> [TASK TO COMPLETE]: Say how many lines hold the string "budżetów"; please write nothing but the number.

> [GIVEN RECORDS]:
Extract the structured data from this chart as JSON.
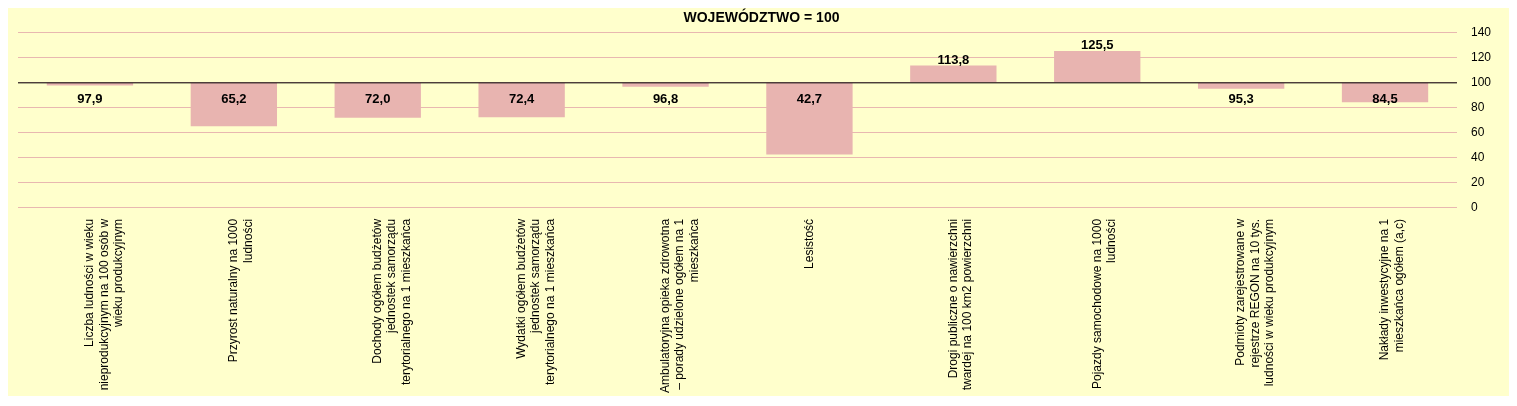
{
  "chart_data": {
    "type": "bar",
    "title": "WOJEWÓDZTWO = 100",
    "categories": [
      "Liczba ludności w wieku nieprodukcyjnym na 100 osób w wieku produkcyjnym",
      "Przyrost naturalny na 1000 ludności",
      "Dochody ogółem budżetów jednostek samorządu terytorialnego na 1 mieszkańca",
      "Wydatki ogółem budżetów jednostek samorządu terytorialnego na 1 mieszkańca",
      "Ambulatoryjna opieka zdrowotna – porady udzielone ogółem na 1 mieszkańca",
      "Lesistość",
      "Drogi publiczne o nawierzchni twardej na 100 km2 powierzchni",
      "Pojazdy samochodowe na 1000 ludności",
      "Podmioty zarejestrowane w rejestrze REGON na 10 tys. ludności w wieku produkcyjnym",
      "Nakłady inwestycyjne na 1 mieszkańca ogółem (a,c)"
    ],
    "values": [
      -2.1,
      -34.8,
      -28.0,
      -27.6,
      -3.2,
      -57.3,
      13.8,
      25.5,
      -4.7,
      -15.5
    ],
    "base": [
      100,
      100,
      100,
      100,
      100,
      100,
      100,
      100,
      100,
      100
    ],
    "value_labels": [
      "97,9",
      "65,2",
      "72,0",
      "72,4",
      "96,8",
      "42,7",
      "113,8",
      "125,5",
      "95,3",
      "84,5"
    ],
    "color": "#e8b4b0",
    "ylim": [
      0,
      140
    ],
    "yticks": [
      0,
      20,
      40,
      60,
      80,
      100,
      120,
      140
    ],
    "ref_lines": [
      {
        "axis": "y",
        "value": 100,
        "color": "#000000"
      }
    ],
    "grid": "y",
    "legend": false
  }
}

> [RESULT OF THE TASK]: 2